(Data on where elements appear)

* begin *

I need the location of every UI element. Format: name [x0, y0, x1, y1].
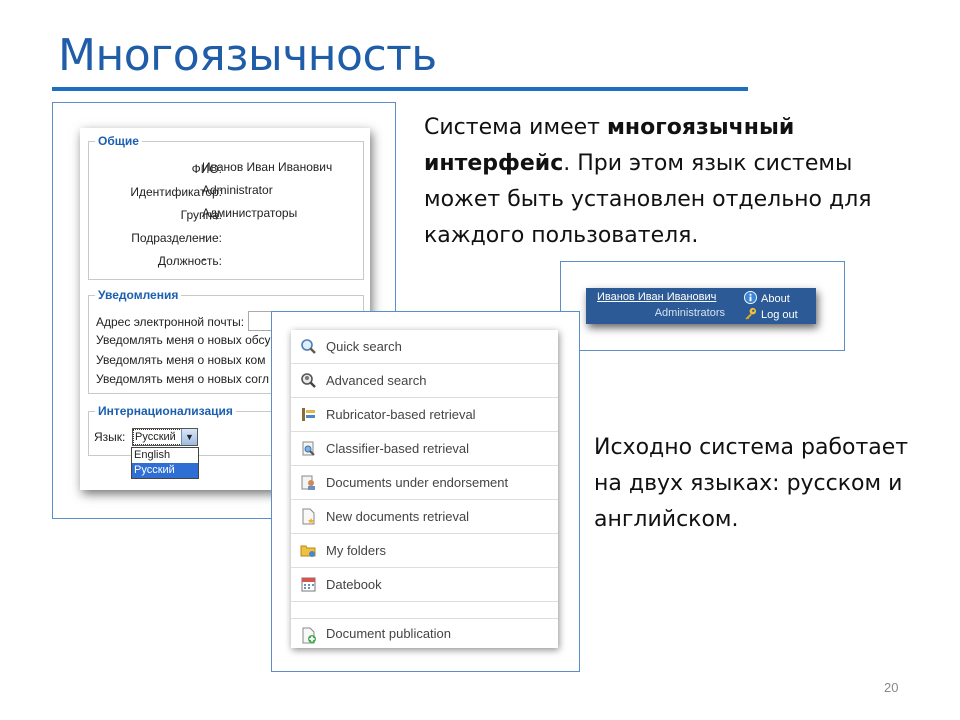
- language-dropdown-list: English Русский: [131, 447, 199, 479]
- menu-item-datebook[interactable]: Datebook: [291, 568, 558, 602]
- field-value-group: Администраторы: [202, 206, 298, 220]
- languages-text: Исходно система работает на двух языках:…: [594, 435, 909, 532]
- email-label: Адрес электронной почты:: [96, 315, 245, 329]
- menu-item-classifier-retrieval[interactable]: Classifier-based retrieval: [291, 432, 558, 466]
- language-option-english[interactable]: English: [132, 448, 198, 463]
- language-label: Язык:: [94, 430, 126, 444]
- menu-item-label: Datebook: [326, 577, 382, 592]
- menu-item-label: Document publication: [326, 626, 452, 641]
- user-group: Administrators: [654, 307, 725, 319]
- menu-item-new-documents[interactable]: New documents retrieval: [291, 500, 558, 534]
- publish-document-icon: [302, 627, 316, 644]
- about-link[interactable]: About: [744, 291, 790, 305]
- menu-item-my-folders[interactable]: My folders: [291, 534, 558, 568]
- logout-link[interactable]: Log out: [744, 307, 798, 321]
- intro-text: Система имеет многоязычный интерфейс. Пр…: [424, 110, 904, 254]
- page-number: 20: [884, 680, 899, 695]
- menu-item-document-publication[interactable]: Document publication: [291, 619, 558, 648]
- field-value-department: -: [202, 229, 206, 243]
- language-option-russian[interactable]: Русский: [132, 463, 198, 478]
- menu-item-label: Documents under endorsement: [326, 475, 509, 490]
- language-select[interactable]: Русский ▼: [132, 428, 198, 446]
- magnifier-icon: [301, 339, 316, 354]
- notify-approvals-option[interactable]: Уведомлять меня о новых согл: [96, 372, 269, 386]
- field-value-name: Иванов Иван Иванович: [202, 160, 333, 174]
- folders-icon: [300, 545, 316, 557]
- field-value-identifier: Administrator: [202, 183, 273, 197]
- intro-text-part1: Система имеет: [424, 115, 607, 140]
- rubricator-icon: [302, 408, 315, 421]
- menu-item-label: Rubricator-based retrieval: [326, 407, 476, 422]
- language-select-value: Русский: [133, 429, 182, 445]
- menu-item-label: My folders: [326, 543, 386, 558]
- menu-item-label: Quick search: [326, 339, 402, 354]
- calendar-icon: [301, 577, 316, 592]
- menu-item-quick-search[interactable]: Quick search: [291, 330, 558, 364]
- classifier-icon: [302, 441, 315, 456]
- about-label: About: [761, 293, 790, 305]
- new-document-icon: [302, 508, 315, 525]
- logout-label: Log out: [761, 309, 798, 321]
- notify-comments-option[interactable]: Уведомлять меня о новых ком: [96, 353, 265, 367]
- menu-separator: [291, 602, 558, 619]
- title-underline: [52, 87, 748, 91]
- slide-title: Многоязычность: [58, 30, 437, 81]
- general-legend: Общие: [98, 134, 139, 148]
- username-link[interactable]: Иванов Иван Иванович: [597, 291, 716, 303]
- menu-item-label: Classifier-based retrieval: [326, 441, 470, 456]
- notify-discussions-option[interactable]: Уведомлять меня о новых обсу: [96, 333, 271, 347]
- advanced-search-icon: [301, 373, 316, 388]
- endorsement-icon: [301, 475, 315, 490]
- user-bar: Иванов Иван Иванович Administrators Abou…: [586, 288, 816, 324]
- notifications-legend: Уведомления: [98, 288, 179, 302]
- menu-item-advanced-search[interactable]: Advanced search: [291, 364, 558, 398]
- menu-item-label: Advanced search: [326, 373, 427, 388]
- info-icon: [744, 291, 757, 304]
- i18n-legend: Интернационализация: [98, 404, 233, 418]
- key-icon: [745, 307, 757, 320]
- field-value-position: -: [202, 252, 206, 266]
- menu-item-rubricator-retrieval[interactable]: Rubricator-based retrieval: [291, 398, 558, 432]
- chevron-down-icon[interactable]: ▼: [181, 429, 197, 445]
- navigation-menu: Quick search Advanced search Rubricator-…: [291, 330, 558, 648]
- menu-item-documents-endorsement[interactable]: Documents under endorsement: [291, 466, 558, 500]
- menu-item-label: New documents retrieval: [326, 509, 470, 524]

* end *

INSTRUCTIONS FOR THE TASK:
Reproduce the data above word for word, leaving out every picture line.

TASK SOLUTION:
I need the location of every UI element. Format: name [x0, y0, x1, y1].
- language-dropdown-list: English Русский: [131, 447, 199, 479]
- menu-item-datebook[interactable]: Datebook: [291, 568, 558, 602]
- field-value-group: Администраторы: [202, 206, 298, 220]
- languages-text: Исходно система работает на двух языках:…: [594, 435, 909, 532]
- email-label: Адрес электронной почты:: [96, 315, 245, 329]
- menu-item-classifier-retrieval[interactable]: Classifier-based retrieval: [291, 432, 558, 466]
- language-option-english[interactable]: English: [132, 448, 198, 463]
- language-label: Язык:: [94, 430, 126, 444]
- menu-item-label: Datebook: [326, 577, 382, 592]
- menu-item-label: Document publication: [326, 626, 452, 641]
- user-group: Administrators: [654, 307, 725, 319]
- menu-item-new-documents[interactable]: New documents retrieval: [291, 500, 558, 534]
- publish-document-icon: [302, 627, 316, 644]
- about-link[interactable]: About: [744, 291, 790, 305]
- menu-item-my-folders[interactable]: My folders: [291, 534, 558, 568]
- logout-link[interactable]: Log out: [744, 307, 798, 321]
- intro-text: Система имеет многоязычный интерфейс. Пр…: [424, 110, 904, 254]
- page-number: 20: [884, 680, 899, 695]
- menu-item-document-publication[interactable]: Document publication: [291, 619, 558, 648]
- field-value-department: -: [202, 229, 206, 243]
- language-option-russian[interactable]: Русский: [132, 463, 198, 478]
- menu-item-label: Documents under endorsement: [326, 475, 509, 490]
- language-select[interactable]: Русский ▼: [132, 428, 198, 446]
- magnifier-icon: [301, 339, 316, 354]
- notify-approvals-option[interactable]: Уведомлять меня о новых согл: [96, 372, 269, 386]
- field-value-name: Иванов Иван Иванович: [202, 160, 333, 174]
- folders-icon: [300, 545, 316, 557]
- field-value-identifier: Administrator: [202, 183, 273, 197]
- intro-text-part1: Система имеет: [424, 115, 607, 140]
- rubricator-icon: [302, 408, 315, 421]
- menu-item-label: Rubricator-based retrieval: [326, 407, 476, 422]
- language-select-value: Русский: [133, 429, 182, 445]
- menu-item-label: My folders: [326, 543, 386, 558]
- menu-item-label: Quick search: [326, 339, 402, 354]
- calendar-icon: [301, 577, 316, 592]
- menu-item-quick-search[interactable]: Quick search: [291, 330, 558, 364]
- classifier-icon: [302, 441, 315, 456]
- about-label: About: [761, 293, 790, 305]
- new-document-icon: [302, 508, 315, 525]
- logout-label: Log out: [761, 309, 798, 321]
- notify-comments-option[interactable]: Уведомлять меня о новых ком: [96, 353, 265, 367]
- menu-separator: [291, 602, 558, 619]
- title-underline: [52, 87, 748, 91]
- slide-title: Многоязычность: [58, 30, 437, 81]
- general-legend: Общие: [98, 134, 139, 148]
- username-link[interactable]: Иванов Иван Иванович: [597, 291, 716, 303]
- menu-item-label: Classifier-based retrieval: [326, 441, 470, 456]
- notify-discussions-option[interactable]: Уведомлять меня о новых обсу: [96, 333, 271, 347]
- advanced-search-icon: [301, 373, 316, 388]
- endorsement-icon: [301, 475, 315, 490]
- user-bar: Иванов Иван Иванович Administrators Abou…: [586, 288, 816, 324]
- notifications-legend: Уведомления: [98, 288, 179, 302]
- menu-item-advanced-search[interactable]: Advanced search: [291, 364, 558, 398]
- menu-item-label: Advanced search: [326, 373, 427, 388]
- info-icon: [744, 291, 757, 304]
- i18n-legend: Интернационализация: [98, 404, 233, 418]
- key-icon: [745, 307, 757, 320]
- field-value-position: -: [202, 252, 206, 266]
- menu-item-rubricator-retrieval[interactable]: Rubricator-based retrieval: [291, 398, 558, 432]
- chevron-down-icon[interactable]: ▼: [181, 429, 197, 445]
- navigation-menu: Quick search Advanced search Rubricator-…: [291, 330, 558, 648]
- menu-item-documents-endorsement[interactable]: Documents under endorsement: [291, 466, 558, 500]
- menu-item-label: New documents retrieval: [326, 509, 470, 524]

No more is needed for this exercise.